==== DATA RECORDS

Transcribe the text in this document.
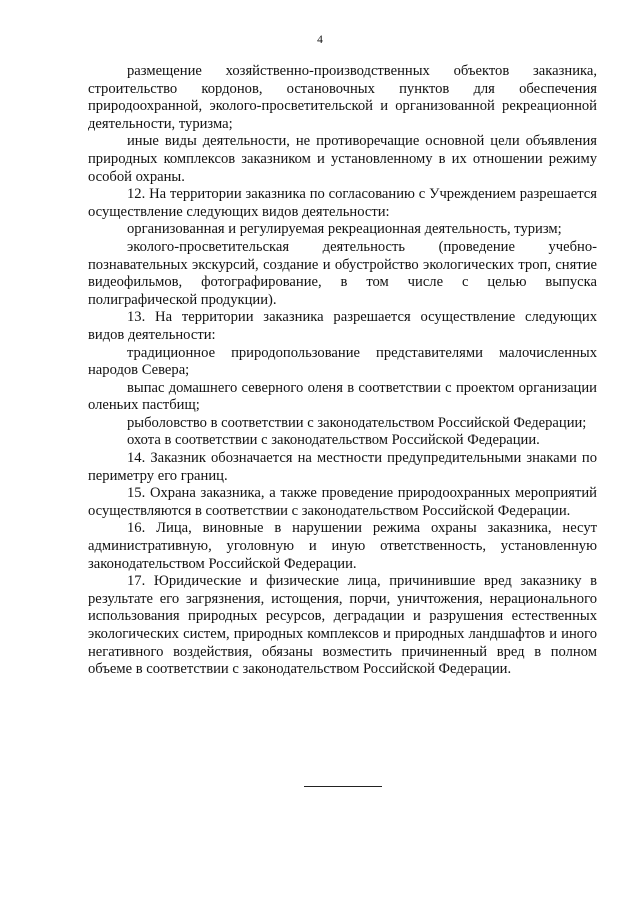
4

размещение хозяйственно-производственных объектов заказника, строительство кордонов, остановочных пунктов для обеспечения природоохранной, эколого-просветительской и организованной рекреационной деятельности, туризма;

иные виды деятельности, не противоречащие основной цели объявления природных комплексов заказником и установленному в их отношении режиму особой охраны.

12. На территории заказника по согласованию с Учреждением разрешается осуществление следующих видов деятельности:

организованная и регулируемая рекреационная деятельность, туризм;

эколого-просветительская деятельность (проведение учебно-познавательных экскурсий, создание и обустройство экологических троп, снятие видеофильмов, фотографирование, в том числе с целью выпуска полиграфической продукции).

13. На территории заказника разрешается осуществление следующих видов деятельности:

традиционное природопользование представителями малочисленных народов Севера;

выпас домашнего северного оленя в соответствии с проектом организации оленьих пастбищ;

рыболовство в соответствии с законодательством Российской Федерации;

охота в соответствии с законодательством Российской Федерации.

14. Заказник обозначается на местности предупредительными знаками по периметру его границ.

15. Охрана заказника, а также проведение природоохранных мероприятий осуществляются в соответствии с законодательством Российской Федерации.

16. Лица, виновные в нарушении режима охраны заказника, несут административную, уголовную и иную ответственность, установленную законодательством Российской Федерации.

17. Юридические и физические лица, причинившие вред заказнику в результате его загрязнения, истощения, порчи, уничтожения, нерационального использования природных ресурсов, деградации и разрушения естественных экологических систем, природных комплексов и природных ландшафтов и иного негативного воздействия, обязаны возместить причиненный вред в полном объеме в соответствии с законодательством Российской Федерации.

========

- **TASK DETAILS**
Select and copy every line of the listing with the word "разрешается".

- **EXERCISE SOLUTION**
12. На территории заказника по согласованию с Учреждением разрешается осуществление следующих видов деятельности:
13. На территории заказника разрешается осуществление следующих видов деятельности:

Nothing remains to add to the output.